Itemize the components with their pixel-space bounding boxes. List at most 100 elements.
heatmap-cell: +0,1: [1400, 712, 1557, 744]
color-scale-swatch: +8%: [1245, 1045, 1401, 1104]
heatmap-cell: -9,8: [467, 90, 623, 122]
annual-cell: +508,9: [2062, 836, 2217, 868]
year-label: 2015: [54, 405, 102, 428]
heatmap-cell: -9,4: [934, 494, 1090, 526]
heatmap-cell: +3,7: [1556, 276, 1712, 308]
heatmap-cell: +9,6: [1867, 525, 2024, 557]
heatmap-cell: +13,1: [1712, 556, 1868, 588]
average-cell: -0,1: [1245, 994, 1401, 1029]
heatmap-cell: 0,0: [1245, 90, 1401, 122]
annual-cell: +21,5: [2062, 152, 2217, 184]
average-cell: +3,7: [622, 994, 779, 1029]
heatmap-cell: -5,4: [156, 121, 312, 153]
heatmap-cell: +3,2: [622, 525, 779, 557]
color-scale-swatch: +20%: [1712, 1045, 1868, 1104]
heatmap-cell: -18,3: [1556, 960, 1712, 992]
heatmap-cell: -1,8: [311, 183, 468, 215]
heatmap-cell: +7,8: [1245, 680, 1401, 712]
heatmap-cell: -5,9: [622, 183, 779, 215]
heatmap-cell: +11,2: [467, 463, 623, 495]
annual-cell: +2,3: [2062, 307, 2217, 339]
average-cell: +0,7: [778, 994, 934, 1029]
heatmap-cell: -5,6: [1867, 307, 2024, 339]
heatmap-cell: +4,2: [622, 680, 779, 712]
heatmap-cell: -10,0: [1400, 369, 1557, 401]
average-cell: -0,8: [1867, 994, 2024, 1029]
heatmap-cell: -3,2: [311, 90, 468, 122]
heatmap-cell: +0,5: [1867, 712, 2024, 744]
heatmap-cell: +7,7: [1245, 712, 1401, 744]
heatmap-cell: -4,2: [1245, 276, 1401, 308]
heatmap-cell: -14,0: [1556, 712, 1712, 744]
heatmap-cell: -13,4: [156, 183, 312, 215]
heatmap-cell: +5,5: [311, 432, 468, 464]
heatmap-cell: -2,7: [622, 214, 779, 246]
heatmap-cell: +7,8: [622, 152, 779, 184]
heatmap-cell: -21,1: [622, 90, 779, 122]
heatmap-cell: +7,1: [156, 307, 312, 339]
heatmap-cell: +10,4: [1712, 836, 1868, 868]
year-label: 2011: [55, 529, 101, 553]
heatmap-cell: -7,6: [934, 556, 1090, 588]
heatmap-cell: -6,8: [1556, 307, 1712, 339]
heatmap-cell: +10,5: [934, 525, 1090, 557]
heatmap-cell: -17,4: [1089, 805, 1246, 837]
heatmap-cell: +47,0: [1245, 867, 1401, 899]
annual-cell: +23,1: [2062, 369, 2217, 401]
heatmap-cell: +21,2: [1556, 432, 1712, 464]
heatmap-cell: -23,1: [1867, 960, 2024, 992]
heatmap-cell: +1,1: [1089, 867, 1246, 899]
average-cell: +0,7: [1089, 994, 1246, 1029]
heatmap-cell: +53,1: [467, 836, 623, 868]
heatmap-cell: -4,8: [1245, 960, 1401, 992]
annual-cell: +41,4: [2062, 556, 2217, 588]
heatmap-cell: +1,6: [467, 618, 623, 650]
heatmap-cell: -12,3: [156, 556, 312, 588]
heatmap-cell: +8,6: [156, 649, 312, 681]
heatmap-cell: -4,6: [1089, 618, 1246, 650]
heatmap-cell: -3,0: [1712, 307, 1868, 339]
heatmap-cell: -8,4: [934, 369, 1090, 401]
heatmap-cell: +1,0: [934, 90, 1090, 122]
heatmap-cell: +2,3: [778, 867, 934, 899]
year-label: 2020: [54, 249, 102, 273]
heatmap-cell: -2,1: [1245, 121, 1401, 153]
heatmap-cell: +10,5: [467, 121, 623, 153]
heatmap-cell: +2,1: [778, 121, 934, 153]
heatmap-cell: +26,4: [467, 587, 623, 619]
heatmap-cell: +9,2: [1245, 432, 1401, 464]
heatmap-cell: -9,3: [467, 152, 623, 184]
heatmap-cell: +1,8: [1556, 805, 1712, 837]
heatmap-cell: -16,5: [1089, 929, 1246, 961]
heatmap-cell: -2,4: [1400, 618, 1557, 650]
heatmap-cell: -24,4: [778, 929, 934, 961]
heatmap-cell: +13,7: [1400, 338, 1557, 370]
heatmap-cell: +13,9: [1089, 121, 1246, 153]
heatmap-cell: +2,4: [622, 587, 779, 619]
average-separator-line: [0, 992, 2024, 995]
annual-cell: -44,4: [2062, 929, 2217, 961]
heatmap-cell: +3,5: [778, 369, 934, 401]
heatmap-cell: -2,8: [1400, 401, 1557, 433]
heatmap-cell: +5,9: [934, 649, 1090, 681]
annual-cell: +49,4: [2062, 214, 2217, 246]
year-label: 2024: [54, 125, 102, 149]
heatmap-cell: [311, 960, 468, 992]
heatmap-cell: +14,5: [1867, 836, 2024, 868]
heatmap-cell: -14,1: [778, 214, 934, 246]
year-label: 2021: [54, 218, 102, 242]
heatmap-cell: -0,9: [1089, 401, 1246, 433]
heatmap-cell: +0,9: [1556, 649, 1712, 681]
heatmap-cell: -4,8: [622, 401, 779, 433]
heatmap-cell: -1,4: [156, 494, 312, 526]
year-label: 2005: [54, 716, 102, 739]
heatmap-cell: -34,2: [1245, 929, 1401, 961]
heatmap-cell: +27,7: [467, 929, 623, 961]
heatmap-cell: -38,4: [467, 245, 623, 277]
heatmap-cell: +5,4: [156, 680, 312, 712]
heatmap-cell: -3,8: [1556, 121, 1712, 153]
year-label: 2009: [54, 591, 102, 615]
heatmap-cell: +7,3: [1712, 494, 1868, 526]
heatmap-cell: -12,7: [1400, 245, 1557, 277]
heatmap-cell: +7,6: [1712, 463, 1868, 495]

☆ ☆ ☆ ☆ ☆

#### Do this:
Please pick out every line of the material above that contains the string "average" and copy each of those lines in full.

#### The response:
average-cell: -0,1: [1245, 994, 1401, 1029]
average-cell: +3,7: [622, 994, 779, 1029]
average-cell: +0,7: [778, 994, 934, 1029]
average-cell: -0,8: [1867, 994, 2024, 1029]
average-cell: +0,7: [1089, 994, 1246, 1029]
average-separator-line: [0, 992, 2024, 995]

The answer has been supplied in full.